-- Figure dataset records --
========================================================================
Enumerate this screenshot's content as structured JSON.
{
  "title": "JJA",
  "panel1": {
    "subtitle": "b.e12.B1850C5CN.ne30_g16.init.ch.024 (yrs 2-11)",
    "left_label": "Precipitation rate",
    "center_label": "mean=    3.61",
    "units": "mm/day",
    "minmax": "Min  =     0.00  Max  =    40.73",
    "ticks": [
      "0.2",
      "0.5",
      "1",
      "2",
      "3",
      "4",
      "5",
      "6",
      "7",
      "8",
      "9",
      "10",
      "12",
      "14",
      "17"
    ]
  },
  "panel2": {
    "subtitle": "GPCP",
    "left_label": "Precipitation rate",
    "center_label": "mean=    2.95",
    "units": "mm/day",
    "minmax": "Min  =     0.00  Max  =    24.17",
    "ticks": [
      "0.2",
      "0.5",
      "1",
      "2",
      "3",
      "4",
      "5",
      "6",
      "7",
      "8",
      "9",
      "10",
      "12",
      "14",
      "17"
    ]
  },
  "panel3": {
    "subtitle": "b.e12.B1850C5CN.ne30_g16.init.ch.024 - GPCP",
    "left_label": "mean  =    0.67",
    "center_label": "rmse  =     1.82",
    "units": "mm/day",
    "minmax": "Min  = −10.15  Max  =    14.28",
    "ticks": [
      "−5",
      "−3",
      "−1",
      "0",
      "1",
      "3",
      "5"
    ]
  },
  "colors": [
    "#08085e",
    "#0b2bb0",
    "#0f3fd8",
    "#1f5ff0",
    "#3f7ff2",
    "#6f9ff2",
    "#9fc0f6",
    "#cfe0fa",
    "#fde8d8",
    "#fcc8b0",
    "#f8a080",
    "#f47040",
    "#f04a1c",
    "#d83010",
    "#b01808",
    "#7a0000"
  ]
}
========================================================================
-- PROBLEM DETAILS --
Repeat the listing above without any change.

-- SOLUTION --
Enumerate this screenshot's content as structured JSON.
{
  "title": "JJA",
  "panel1": {
    "subtitle": "b.e12.B1850C5CN.ne30_g16.init.ch.024 (yrs 2-11)",
    "left_label": "Precipitation rate",
    "center_label": "mean=    3.61",
    "units": "mm/day",
    "minmax": "Min  =     0.00  Max  =    40.73",
    "ticks": [
      "0.2",
      "0.5",
      "1",
      "2",
      "3",
      "4",
      "5",
      "6",
      "7",
      "8",
      "9",
      "10",
      "12",
      "14",
      "17"
    ]
  },
  "panel2": {
    "subtitle": "GPCP",
    "left_label": "Precipitation rate",
    "center_label": "mean=    2.95",
    "units": "mm/day",
    "minmax": "Min  =     0.00  Max  =    24.17",
    "ticks": [
      "0.2",
      "0.5",
      "1",
      "2",
      "3",
      "4",
      "5",
      "6",
      "7",
      "8",
      "9",
      "10",
      "12",
      "14",
      "17"
    ]
  },
  "panel3": {
    "subtitle": "b.e12.B1850C5CN.ne30_g16.init.ch.024 - GPCP",
    "left_label": "mean  =    0.67",
    "center_label": "rmse  =     1.82",
    "units": "mm/day",
    "minmax": "Min  = −10.15  Max  =    14.28",
    "ticks": [
      "−5",
      "−3",
      "−1",
      "0",
      "1",
      "3",
      "5"
    ]
  },
  "colors": [
    "#08085e",
    "#0b2bb0",
    "#0f3fd8",
    "#1f5ff0",
    "#3f7ff2",
    "#6f9ff2",
    "#9fc0f6",
    "#cfe0fa",
    "#fde8d8",
    "#fcc8b0",
    "#f8a080",
    "#f47040",
    "#f04a1c",
    "#d83010",
    "#b01808",
    "#7a0000"
  ]
}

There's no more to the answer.